Rows >>
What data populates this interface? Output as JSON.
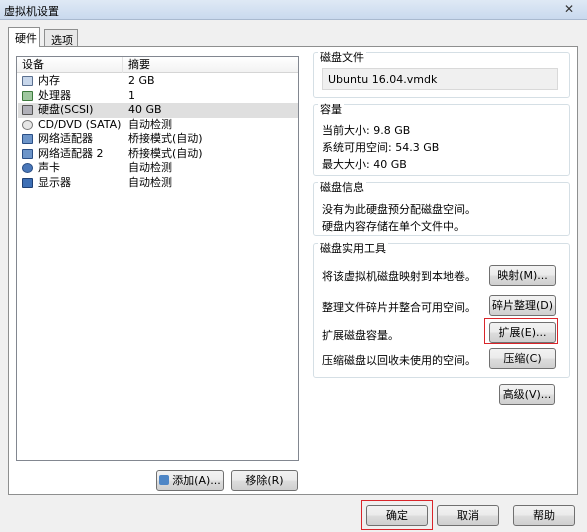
{
  "window": {
    "title": "虚拟机设置",
    "close_glyph": "✕"
  },
  "tabs": [
    {
      "label": "硬件",
      "active": true
    },
    {
      "label": "选项",
      "active": false
    }
  ],
  "device_table": {
    "headers": {
      "device": "设备",
      "summary": "摘要"
    },
    "rows": [
      {
        "name": "内存",
        "summary": "2 GB",
        "icon": "memory-icon"
      },
      {
        "name": "处理器",
        "summary": "1",
        "icon": "cpu-icon"
      },
      {
        "name": "硬盘(SCSI)",
        "summary": "40 GB",
        "icon": "hard-disk-icon",
        "selected": true
      },
      {
        "name": "CD/DVD (SATA)",
        "summary": "自动检测",
        "icon": "cd-dvd-icon"
      },
      {
        "name": "网络适配器",
        "summary": "桥接模式(自动)",
        "icon": "network-adapter-icon"
      },
      {
        "name": "网络适配器 2",
        "summary": "桥接模式(自动)",
        "icon": "network-adapter-icon"
      },
      {
        "name": "声卡",
        "summary": "自动检测",
        "icon": "sound-card-icon"
      },
      {
        "name": "显示器",
        "summary": "自动检测",
        "icon": "display-icon"
      }
    ],
    "add_button": "添加(A)...",
    "remove_button": "移除(R)"
  },
  "disk_file": {
    "title": "磁盘文件",
    "value": "Ubuntu 16.04.vmdk"
  },
  "capacity": {
    "title": "容量",
    "current_size": "当前大小: 9.8 GB",
    "system_free": "系统可用空间: 54.3 GB",
    "max_size": "最大大小: 40 GB"
  },
  "disk_info": {
    "title": "磁盘信息",
    "line1": "没有为此硬盘预分配磁盘空间。",
    "line2": "硬盘内容存储在单个文件中。"
  },
  "disk_utilities": {
    "title": "磁盘实用工具",
    "map_desc": "将该虚拟机磁盘映射到本地卷。",
    "map_button": "映射(M)...",
    "defrag_desc": "整理文件碎片并整合可用空间。",
    "defrag_button": "碎片整理(D)",
    "expand_desc": "扩展磁盘容量。",
    "expand_button": "扩展(E)...",
    "compact_desc": "压缩磁盘以回收未使用的空间。",
    "compact_button": "压缩(C)"
  },
  "advanced_button": "高级(V)...",
  "footer": {
    "ok": "确定",
    "cancel": "取消",
    "help": "帮助"
  },
  "colors": {
    "highlight_box": "#d9252a",
    "selected_row": "#dfdfdf"
  }
}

Written exercise >> Set down the complete material exactly, but do not include the images.

Result below >>
What data populates this interface? Output as JSON.
{
  "window": {
    "title": "虚拟机设置",
    "close_glyph": "✕"
  },
  "tabs": [
    {
      "label": "硬件",
      "active": true
    },
    {
      "label": "选项",
      "active": false
    }
  ],
  "device_table": {
    "headers": {
      "device": "设备",
      "summary": "摘要"
    },
    "rows": [
      {
        "name": "内存",
        "summary": "2 GB",
        "icon": "memory-icon"
      },
      {
        "name": "处理器",
        "summary": "1",
        "icon": "cpu-icon"
      },
      {
        "name": "硬盘(SCSI)",
        "summary": "40 GB",
        "icon": "hard-disk-icon",
        "selected": true
      },
      {
        "name": "CD/DVD (SATA)",
        "summary": "自动检测",
        "icon": "cd-dvd-icon"
      },
      {
        "name": "网络适配器",
        "summary": "桥接模式(自动)",
        "icon": "network-adapter-icon"
      },
      {
        "name": "网络适配器 2",
        "summary": "桥接模式(自动)",
        "icon": "network-adapter-icon"
      },
      {
        "name": "声卡",
        "summary": "自动检测",
        "icon": "sound-card-icon"
      },
      {
        "name": "显示器",
        "summary": "自动检测",
        "icon": "display-icon"
      }
    ],
    "add_button": "添加(A)...",
    "remove_button": "移除(R)"
  },
  "disk_file": {
    "title": "磁盘文件",
    "value": "Ubuntu 16.04.vmdk"
  },
  "capacity": {
    "title": "容量",
    "current_size": "当前大小: 9.8 GB",
    "system_free": "系统可用空间: 54.3 GB",
    "max_size": "最大大小: 40 GB"
  },
  "disk_info": {
    "title": "磁盘信息",
    "line1": "没有为此硬盘预分配磁盘空间。",
    "line2": "硬盘内容存储在单个文件中。"
  },
  "disk_utilities": {
    "title": "磁盘实用工具",
    "map_desc": "将该虚拟机磁盘映射到本地卷。",
    "map_button": "映射(M)...",
    "defrag_desc": "整理文件碎片并整合可用空间。",
    "defrag_button": "碎片整理(D)",
    "expand_desc": "扩展磁盘容量。",
    "expand_button": "扩展(E)...",
    "compact_desc": "压缩磁盘以回收未使用的空间。",
    "compact_button": "压缩(C)"
  },
  "advanced_button": "高级(V)...",
  "footer": {
    "ok": "确定",
    "cancel": "取消",
    "help": "帮助"
  },
  "colors": {
    "highlight_box": "#d9252a",
    "selected_row": "#dfdfdf"
  }
}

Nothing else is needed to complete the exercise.